Data entries for graphics:
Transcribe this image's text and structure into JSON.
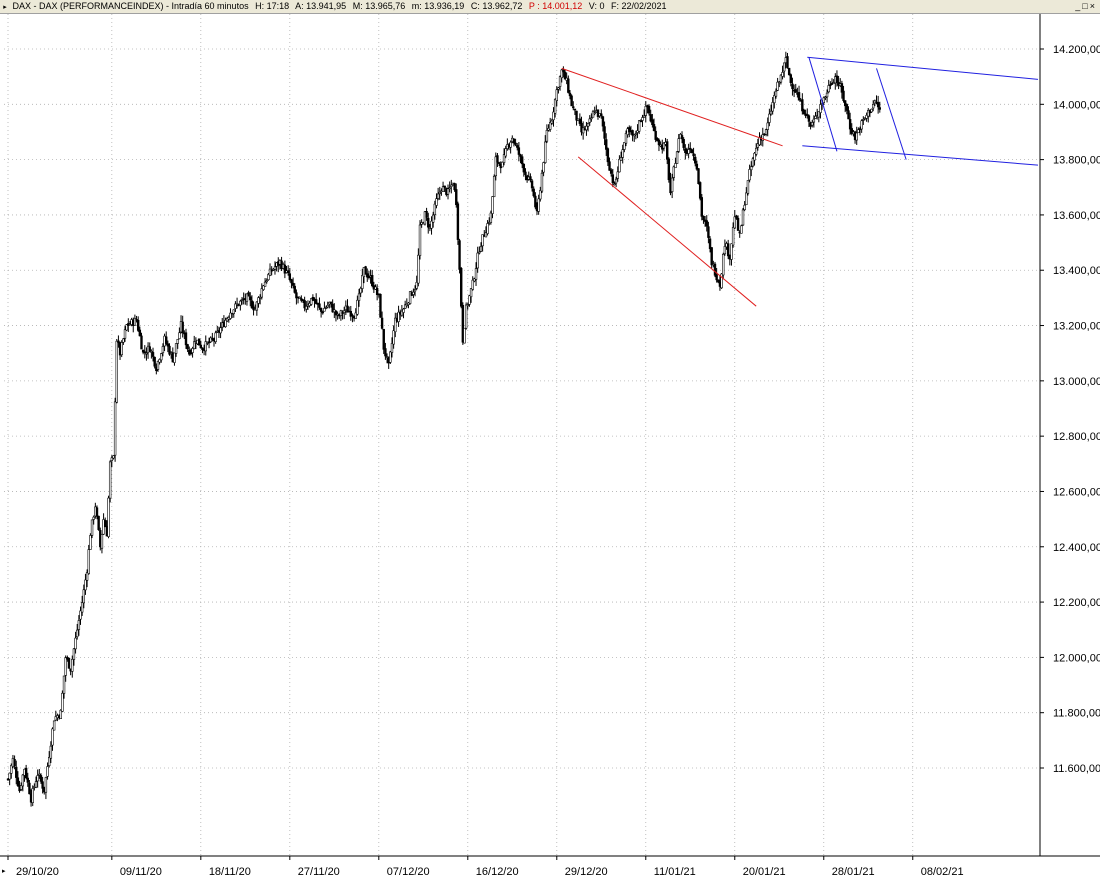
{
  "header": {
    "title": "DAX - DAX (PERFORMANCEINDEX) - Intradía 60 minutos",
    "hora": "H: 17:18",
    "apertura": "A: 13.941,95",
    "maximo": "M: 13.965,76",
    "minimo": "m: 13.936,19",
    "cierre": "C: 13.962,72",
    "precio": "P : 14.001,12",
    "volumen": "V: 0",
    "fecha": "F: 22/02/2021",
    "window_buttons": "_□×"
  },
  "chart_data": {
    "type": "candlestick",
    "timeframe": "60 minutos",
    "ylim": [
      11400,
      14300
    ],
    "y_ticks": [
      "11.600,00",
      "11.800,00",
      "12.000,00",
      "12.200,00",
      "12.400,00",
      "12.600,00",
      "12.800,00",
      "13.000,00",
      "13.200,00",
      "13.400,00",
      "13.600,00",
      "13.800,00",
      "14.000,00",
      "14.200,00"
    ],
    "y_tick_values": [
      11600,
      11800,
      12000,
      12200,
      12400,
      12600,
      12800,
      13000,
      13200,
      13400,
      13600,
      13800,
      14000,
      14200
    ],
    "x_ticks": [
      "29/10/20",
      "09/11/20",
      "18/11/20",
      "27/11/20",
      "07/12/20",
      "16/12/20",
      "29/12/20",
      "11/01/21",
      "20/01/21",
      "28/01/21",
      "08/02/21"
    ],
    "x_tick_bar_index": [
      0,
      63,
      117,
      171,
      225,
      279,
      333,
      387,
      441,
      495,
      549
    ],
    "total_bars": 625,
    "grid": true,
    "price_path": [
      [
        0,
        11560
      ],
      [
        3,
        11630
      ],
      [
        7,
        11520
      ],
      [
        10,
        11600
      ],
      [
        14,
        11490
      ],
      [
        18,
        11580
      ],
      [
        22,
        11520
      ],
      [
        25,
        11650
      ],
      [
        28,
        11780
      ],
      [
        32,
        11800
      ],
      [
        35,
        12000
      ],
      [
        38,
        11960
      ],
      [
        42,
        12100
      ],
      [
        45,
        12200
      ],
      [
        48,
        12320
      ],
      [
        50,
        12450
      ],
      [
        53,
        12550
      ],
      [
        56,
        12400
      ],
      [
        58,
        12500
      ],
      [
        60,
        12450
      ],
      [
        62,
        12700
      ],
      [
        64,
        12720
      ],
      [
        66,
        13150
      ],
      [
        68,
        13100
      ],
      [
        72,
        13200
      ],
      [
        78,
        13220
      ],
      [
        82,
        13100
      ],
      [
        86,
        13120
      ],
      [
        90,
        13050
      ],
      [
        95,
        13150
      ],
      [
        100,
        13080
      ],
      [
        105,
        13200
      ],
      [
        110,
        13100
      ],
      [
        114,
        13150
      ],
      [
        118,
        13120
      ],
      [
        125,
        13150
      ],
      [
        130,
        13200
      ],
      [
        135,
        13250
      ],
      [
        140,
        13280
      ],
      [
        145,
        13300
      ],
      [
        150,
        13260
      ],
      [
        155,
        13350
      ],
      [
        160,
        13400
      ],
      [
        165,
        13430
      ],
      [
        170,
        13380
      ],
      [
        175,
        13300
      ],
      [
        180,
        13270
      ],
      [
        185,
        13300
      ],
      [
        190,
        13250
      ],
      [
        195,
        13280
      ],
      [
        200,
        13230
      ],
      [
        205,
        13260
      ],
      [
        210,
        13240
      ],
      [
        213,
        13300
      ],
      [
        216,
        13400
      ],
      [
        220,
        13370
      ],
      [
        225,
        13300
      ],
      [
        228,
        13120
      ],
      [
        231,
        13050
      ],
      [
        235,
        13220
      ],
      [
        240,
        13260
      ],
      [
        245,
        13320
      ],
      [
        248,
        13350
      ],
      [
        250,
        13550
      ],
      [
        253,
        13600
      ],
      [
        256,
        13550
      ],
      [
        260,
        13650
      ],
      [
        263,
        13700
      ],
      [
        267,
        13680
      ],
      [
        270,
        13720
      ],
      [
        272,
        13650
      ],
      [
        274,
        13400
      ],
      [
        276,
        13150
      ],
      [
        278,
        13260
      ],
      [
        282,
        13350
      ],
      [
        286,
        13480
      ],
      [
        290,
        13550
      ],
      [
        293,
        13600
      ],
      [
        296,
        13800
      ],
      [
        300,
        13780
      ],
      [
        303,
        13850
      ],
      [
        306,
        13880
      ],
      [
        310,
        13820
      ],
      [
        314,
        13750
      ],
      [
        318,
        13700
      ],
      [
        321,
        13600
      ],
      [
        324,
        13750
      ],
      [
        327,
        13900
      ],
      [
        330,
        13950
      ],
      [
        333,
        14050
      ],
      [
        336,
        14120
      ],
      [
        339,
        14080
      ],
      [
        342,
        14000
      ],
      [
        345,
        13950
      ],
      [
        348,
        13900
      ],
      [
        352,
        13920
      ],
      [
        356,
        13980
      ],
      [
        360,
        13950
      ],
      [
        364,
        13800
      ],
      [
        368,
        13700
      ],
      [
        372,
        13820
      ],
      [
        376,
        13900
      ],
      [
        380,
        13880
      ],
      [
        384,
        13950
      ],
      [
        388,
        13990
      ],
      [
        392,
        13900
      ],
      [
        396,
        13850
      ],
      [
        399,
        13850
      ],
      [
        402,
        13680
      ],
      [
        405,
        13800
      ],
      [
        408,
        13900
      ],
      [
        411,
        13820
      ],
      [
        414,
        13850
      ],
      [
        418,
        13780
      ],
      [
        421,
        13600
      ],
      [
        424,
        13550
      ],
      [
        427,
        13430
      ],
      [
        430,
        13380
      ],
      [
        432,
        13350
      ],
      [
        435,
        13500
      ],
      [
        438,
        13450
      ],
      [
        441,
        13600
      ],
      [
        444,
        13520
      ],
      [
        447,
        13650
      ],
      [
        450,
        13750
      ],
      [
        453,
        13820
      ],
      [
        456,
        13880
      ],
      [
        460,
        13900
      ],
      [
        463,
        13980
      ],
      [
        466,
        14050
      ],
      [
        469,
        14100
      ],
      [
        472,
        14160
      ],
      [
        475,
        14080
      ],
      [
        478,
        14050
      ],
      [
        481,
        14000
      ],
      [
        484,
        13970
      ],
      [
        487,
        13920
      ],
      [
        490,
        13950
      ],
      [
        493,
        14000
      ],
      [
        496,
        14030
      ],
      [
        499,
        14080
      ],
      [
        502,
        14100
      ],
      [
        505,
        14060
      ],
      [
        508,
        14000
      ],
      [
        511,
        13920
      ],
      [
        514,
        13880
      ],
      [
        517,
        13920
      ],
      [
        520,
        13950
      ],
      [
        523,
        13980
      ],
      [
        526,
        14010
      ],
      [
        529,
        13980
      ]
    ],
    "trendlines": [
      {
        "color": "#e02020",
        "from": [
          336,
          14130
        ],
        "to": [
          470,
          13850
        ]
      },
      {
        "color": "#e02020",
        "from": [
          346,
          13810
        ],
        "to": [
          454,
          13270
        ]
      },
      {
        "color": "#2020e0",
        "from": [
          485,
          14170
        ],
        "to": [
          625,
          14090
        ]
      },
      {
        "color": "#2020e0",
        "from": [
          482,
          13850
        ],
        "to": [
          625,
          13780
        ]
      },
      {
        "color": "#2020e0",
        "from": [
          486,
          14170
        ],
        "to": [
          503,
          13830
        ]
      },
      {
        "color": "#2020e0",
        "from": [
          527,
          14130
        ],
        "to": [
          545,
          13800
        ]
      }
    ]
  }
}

▶ PROBLEM DETAILS
Print all entries exactly. The images do not belong in the copy.

▶ CORRECT RESPONSE
Transcribe this image's text and structure into JSON.
{
  "header": {
    "title": "DAX - DAX (PERFORMANCEINDEX) - Intradía 60 minutos",
    "hora": "H: 17:18",
    "apertura": "A: 13.941,95",
    "maximo": "M: 13.965,76",
    "minimo": "m: 13.936,19",
    "cierre": "C: 13.962,72",
    "precio": "P : 14.001,12",
    "volumen": "V: 0",
    "fecha": "F: 22/02/2021",
    "window_buttons": "_□×"
  },
  "chart_data": {
    "type": "candlestick",
    "timeframe": "60 minutos",
    "ylim": [
      11400,
      14300
    ],
    "y_ticks": [
      "11.600,00",
      "11.800,00",
      "12.000,00",
      "12.200,00",
      "12.400,00",
      "12.600,00",
      "12.800,00",
      "13.000,00",
      "13.200,00",
      "13.400,00",
      "13.600,00",
      "13.800,00",
      "14.000,00",
      "14.200,00"
    ],
    "y_tick_values": [
      11600,
      11800,
      12000,
      12200,
      12400,
      12600,
      12800,
      13000,
      13200,
      13400,
      13600,
      13800,
      14000,
      14200
    ],
    "x_ticks": [
      "29/10/20",
      "09/11/20",
      "18/11/20",
      "27/11/20",
      "07/12/20",
      "16/12/20",
      "29/12/20",
      "11/01/21",
      "20/01/21",
      "28/01/21",
      "08/02/21"
    ],
    "x_tick_bar_index": [
      0,
      63,
      117,
      171,
      225,
      279,
      333,
      387,
      441,
      495,
      549
    ],
    "total_bars": 625,
    "grid": true,
    "price_path": [
      [
        0,
        11560
      ],
      [
        3,
        11630
      ],
      [
        7,
        11520
      ],
      [
        10,
        11600
      ],
      [
        14,
        11490
      ],
      [
        18,
        11580
      ],
      [
        22,
        11520
      ],
      [
        25,
        11650
      ],
      [
        28,
        11780
      ],
      [
        32,
        11800
      ],
      [
        35,
        12000
      ],
      [
        38,
        11960
      ],
      [
        42,
        12100
      ],
      [
        45,
        12200
      ],
      [
        48,
        12320
      ],
      [
        50,
        12450
      ],
      [
        53,
        12550
      ],
      [
        56,
        12400
      ],
      [
        58,
        12500
      ],
      [
        60,
        12450
      ],
      [
        62,
        12700
      ],
      [
        64,
        12720
      ],
      [
        66,
        13150
      ],
      [
        68,
        13100
      ],
      [
        72,
        13200
      ],
      [
        78,
        13220
      ],
      [
        82,
        13100
      ],
      [
        86,
        13120
      ],
      [
        90,
        13050
      ],
      [
        95,
        13150
      ],
      [
        100,
        13080
      ],
      [
        105,
        13200
      ],
      [
        110,
        13100
      ],
      [
        114,
        13150
      ],
      [
        118,
        13120
      ],
      [
        125,
        13150
      ],
      [
        130,
        13200
      ],
      [
        135,
        13250
      ],
      [
        140,
        13280
      ],
      [
        145,
        13300
      ],
      [
        150,
        13260
      ],
      [
        155,
        13350
      ],
      [
        160,
        13400
      ],
      [
        165,
        13430
      ],
      [
        170,
        13380
      ],
      [
        175,
        13300
      ],
      [
        180,
        13270
      ],
      [
        185,
        13300
      ],
      [
        190,
        13250
      ],
      [
        195,
        13280
      ],
      [
        200,
        13230
      ],
      [
        205,
        13260
      ],
      [
        210,
        13240
      ],
      [
        213,
        13300
      ],
      [
        216,
        13400
      ],
      [
        220,
        13370
      ],
      [
        225,
        13300
      ],
      [
        228,
        13120
      ],
      [
        231,
        13050
      ],
      [
        235,
        13220
      ],
      [
        240,
        13260
      ],
      [
        245,
        13320
      ],
      [
        248,
        13350
      ],
      [
        250,
        13550
      ],
      [
        253,
        13600
      ],
      [
        256,
        13550
      ],
      [
        260,
        13650
      ],
      [
        263,
        13700
      ],
      [
        267,
        13680
      ],
      [
        270,
        13720
      ],
      [
        272,
        13650
      ],
      [
        274,
        13400
      ],
      [
        276,
        13150
      ],
      [
        278,
        13260
      ],
      [
        282,
        13350
      ],
      [
        286,
        13480
      ],
      [
        290,
        13550
      ],
      [
        293,
        13600
      ],
      [
        296,
        13800
      ],
      [
        300,
        13780
      ],
      [
        303,
        13850
      ],
      [
        306,
        13880
      ],
      [
        310,
        13820
      ],
      [
        314,
        13750
      ],
      [
        318,
        13700
      ],
      [
        321,
        13600
      ],
      [
        324,
        13750
      ],
      [
        327,
        13900
      ],
      [
        330,
        13950
      ],
      [
        333,
        14050
      ],
      [
        336,
        14120
      ],
      [
        339,
        14080
      ],
      [
        342,
        14000
      ],
      [
        345,
        13950
      ],
      [
        348,
        13900
      ],
      [
        352,
        13920
      ],
      [
        356,
        13980
      ],
      [
        360,
        13950
      ],
      [
        364,
        13800
      ],
      [
        368,
        13700
      ],
      [
        372,
        13820
      ],
      [
        376,
        13900
      ],
      [
        380,
        13880
      ],
      [
        384,
        13950
      ],
      [
        388,
        13990
      ],
      [
        392,
        13900
      ],
      [
        396,
        13850
      ],
      [
        399,
        13850
      ],
      [
        402,
        13680
      ],
      [
        405,
        13800
      ],
      [
        408,
        13900
      ],
      [
        411,
        13820
      ],
      [
        414,
        13850
      ],
      [
        418,
        13780
      ],
      [
        421,
        13600
      ],
      [
        424,
        13550
      ],
      [
        427,
        13430
      ],
      [
        430,
        13380
      ],
      [
        432,
        13350
      ],
      [
        435,
        13500
      ],
      [
        438,
        13450
      ],
      [
        441,
        13600
      ],
      [
        444,
        13520
      ],
      [
        447,
        13650
      ],
      [
        450,
        13750
      ],
      [
        453,
        13820
      ],
      [
        456,
        13880
      ],
      [
        460,
        13900
      ],
      [
        463,
        13980
      ],
      [
        466,
        14050
      ],
      [
        469,
        14100
      ],
      [
        472,
        14160
      ],
      [
        475,
        14080
      ],
      [
        478,
        14050
      ],
      [
        481,
        14000
      ],
      [
        484,
        13970
      ],
      [
        487,
        13920
      ],
      [
        490,
        13950
      ],
      [
        493,
        14000
      ],
      [
        496,
        14030
      ],
      [
        499,
        14080
      ],
      [
        502,
        14100
      ],
      [
        505,
        14060
      ],
      [
        508,
        14000
      ],
      [
        511,
        13920
      ],
      [
        514,
        13880
      ],
      [
        517,
        13920
      ],
      [
        520,
        13950
      ],
      [
        523,
        13980
      ],
      [
        526,
        14010
      ],
      [
        529,
        13980
      ]
    ],
    "trendlines": [
      {
        "color": "#e02020",
        "from": [
          336,
          14130
        ],
        "to": [
          470,
          13850
        ]
      },
      {
        "color": "#e02020",
        "from": [
          346,
          13810
        ],
        "to": [
          454,
          13270
        ]
      },
      {
        "color": "#2020e0",
        "from": [
          485,
          14170
        ],
        "to": [
          625,
          14090
        ]
      },
      {
        "color": "#2020e0",
        "from": [
          482,
          13850
        ],
        "to": [
          625,
          13780
        ]
      },
      {
        "color": "#2020e0",
        "from": [
          486,
          14170
        ],
        "to": [
          503,
          13830
        ]
      },
      {
        "color": "#2020e0",
        "from": [
          527,
          14130
        ],
        "to": [
          545,
          13800
        ]
      }
    ]
  }
}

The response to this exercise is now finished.